Extracted records:

Begin

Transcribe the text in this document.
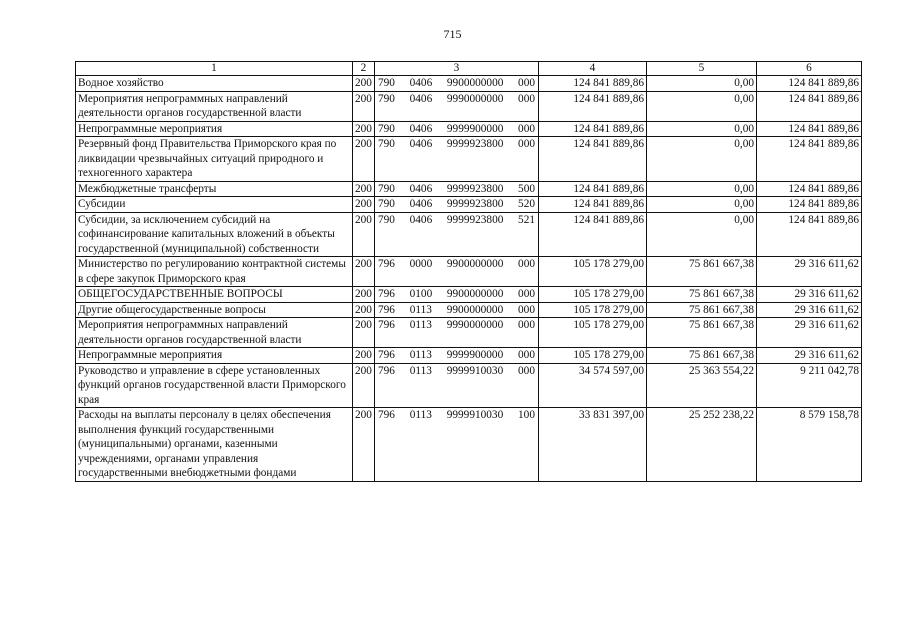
715
1	2	3	4	5	6
Водное хозяйство	200	790 0406 9900000000 000	124 841 889,86	0,00	124 841 889,86
Мероприятия непрограммных направлений деятельности органов государственной власти	200	790 0406 9990000000 000	124 841 889,86	0,00	124 841 889,86
Непрограммные мероприятия	200	790 0406 9999900000 000	124 841 889,86	0,00	124 841 889,86
Резервный фонд Правительства Приморского края по ликвидации чрезвычайных ситуаций природного и техногенного характера	200	790 0406 9999923800 000	124 841 889,86	0,00	124 841 889,86
Межбюджетные трансферты	200	790 0406 9999923800 500	124 841 889,86	0,00	124 841 889,86
Субсидии	200	790 0406 9999923800 520	124 841 889,86	0,00	124 841 889,86
Субсидии, за исключением субсидий на софинансирование капитальных вложений в объекты государственной (муниципальной) собственности	200	790 0406 9999923800 521	124 841 889,86	0,00	124 841 889,86
Министерство по регулированию контрактной системы в сфере закупок Приморского края	200	796 0000 9900000000 000	105 178 279,00	75 861 667,38	29 316 611,62
ОБЩЕГОСУДАРСТВЕННЫЕ ВОПРОСЫ	200	796 0100 9900000000 000	105 178 279,00	75 861 667,38	29 316 611,62
Другие общегосударственные вопросы	200	796 0113 9900000000 000	105 178 279,00	75 861 667,38	29 316 611,62
Мероприятия непрограммных направлений деятельности органов государственной власти	200	796 0113 9990000000 000	105 178 279,00	75 861 667,38	29 316 611,62
Непрограммные мероприятия	200	796 0113 9999900000 000	105 178 279,00	75 861 667,38	29 316 611,62
Руководство и управление в сфере установленных функций органов государственной власти Приморского края	200	796 0113 9999910030 000	34 574 597,00	25 363 554,22	9 211 042,78
Расходы на выплаты персоналу в целях обеспечения выполнения функций государственными (муниципальными) органами, казенными учреждениями, органами управления государственными внебюджетными фондами	200	796 0113 9999910030 100	33 831 397,00	25 252 238,22	8 579 158,78
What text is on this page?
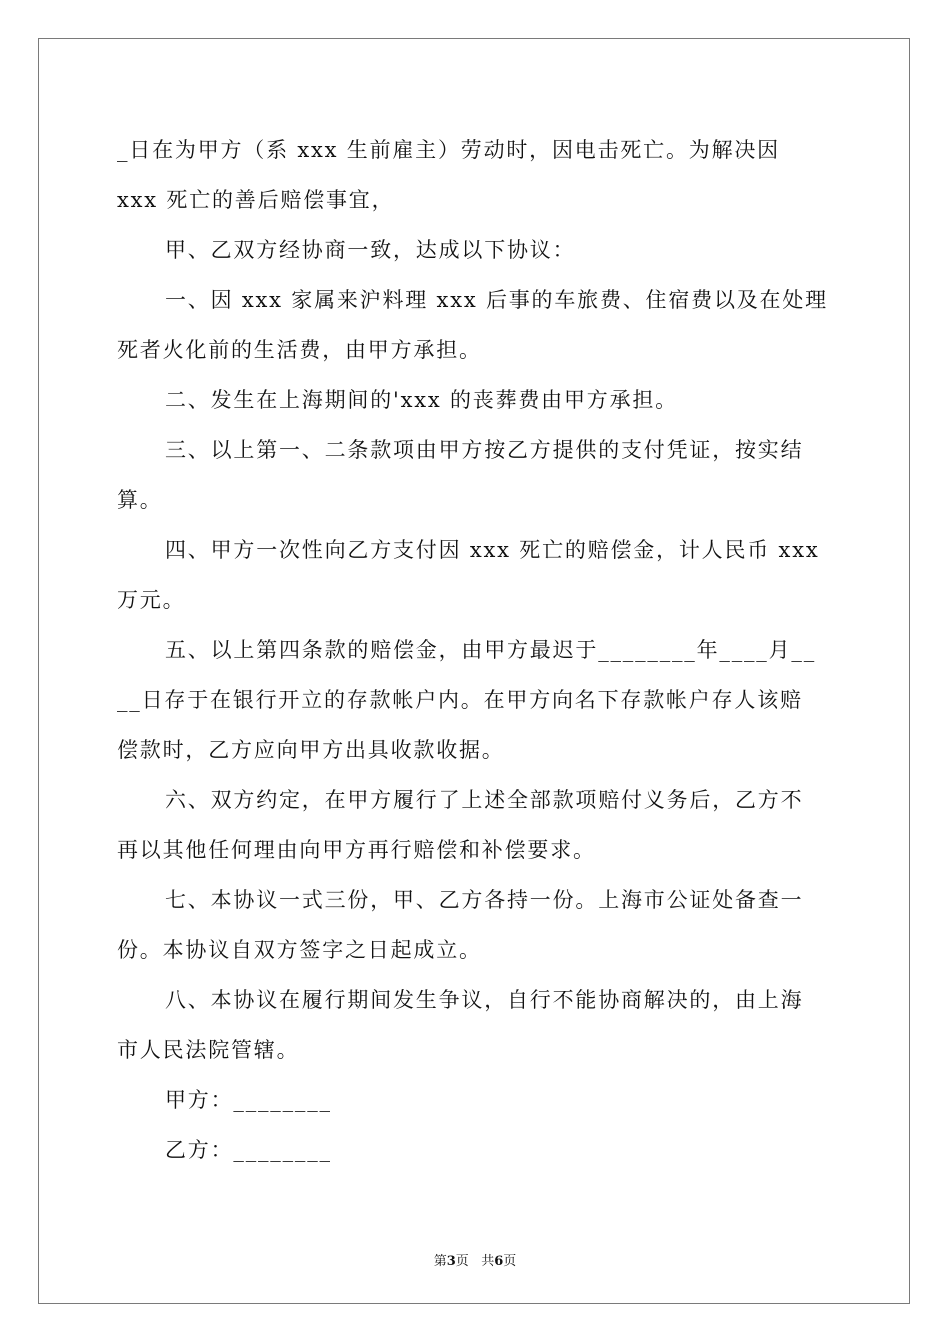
_日在为甲方（系 xxx 生前雇主）劳动时，因电击死亡。为解决因

xxx 死亡的善后赔偿事宜，

甲、乙双方经协商一致，达成以下协议：

一、因 xxx 家属来沪料理 xxx 后事的车旅费、住宿费以及在处理

死者火化前的生活费，由甲方承担。

二、发生在上海期间的'xxx 的丧葬费由甲方承担。

三、以上第一、二条款项由甲方按乙方提供的支付凭证，按实结

算。

四、甲方一次性向乙方支付因 xxx 死亡的赔偿金，计人民币 xxx

万元。

五、以上第四条款的赔偿金，由甲方最迟于________年____月__

__日存于在银行开立的存款帐户内。在甲方向名下存款帐户存人该赔

偿款时，乙方应向甲方出具收款收据。

六、双方约定，在甲方履行了上述全部款项赔付义务后，乙方不

再以其他任何理由向甲方再行赔偿和补偿要求。

七、本协议一式三份，甲、乙方各持一份。上海市公证处备查一

份。本协议自双方签字之日起成立。

八、本协议在履行期间发生争议，自行不能协商解决的，由上海

市人民法院管辖。

甲方：________

乙方：________

第3页 共6页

End

EXERCISE GOAL
Transcribe all the data word for word; the images stay out.

SOLUTION FOR THIS PROBLEM
Transcribe the text in this document.
715
1	2	3	4	5	6
Водное хозяйство	200	790 0406 9900000000 000	124 841 889,86	0,00	124 841 889,86
Мероприятия непрограммных направлений деятельности органов государственной власти	200	790 0406 9990000000 000	124 841 889,86	0,00	124 841 889,86
Непрограммные мероприятия	200	790 0406 9999900000 000	124 841 889,86	0,00	124 841 889,86
Резервный фонд Правительства Приморского края по ликвидации чрезвычайных ситуаций природного и техногенного характера	200	790 0406 9999923800 000	124 841 889,86	0,00	124 841 889,86
Межбюджетные трансферты	200	790 0406 9999923800 500	124 841 889,86	0,00	124 841 889,86
Субсидии	200	790 0406 9999923800 520	124 841 889,86	0,00	124 841 889,86
Субсидии, за исключением субсидий на софинансирование капитальных вложений в объекты государственной (муниципальной) собственности	200	790 0406 9999923800 521	124 841 889,86	0,00	124 841 889,86
Министерство по регулированию контрактной системы в сфере закупок Приморского края	200	796 0000 9900000000 000	105 178 279,00	75 861 667,38	29 316 611,62
ОБЩЕГОСУДАРСТВЕННЫЕ ВОПРОСЫ	200	796 0100 9900000000 000	105 178 279,00	75 861 667,38	29 316 611,62
Другие общегосударственные вопросы	200	796 0113 9900000000 000	105 178 279,00	75 861 667,38	29 316 611,62
Мероприятия непрограммных направлений деятельности органов государственной власти	200	796 0113 9990000000 000	105 178 279,00	75 861 667,38	29 316 611,62
Непрограммные мероприятия	200	796 0113 9999900000 000	105 178 279,00	75 861 667,38	29 316 611,62
Руководство и управление в сфере установленных функций органов государственной власти Приморского края	200	796 0113 9999910030 000	34 574 597,00	25 363 554,22	9 211 042,78
Расходы на выплаты персоналу в целях обеспечения выполнения функций государственными (муниципальными) органами, казенными учреждениями, органами управления государственными внебюджетными фондами	200	796 0113 9999910030 100	33 831 397,00	25 252 238,22	8 579 158,78
What text is on this page?
_日在为甲方（系 xxx 生前雇主）劳动时，因电击死亡。为解决因

xxx 死亡的善后赔偿事宜，

甲、乙双方经协商一致，达成以下协议：

一、因 xxx 家属来沪料理 xxx 后事的车旅费、住宿费以及在处理

死者火化前的生活费，由甲方承担。

二、发生在上海期间的'xxx 的丧葬费由甲方承担。

三、以上第一、二条款项由甲方按乙方提供的支付凭证，按实结

算。

四、甲方一次性向乙方支付因 xxx 死亡的赔偿金，计人民币 xxx

万元。

五、以上第四条款的赔偿金，由甲方最迟于________年____月__

__日存于在银行开立的存款帐户内。在甲方向名下存款帐户存人该赔

偿款时，乙方应向甲方出具收款收据。

六、双方约定，在甲方履行了上述全部款项赔付义务后，乙方不

再以其他任何理由向甲方再行赔偿和补偿要求。

七、本协议一式三份，甲、乙方各持一份。上海市公证处备查一

份。本协议自双方签字之日起成立。

八、本协议在履行期间发生争议，自行不能协商解决的，由上海

市人民法院管辖。

甲方：________

乙方：________

第3页 共6页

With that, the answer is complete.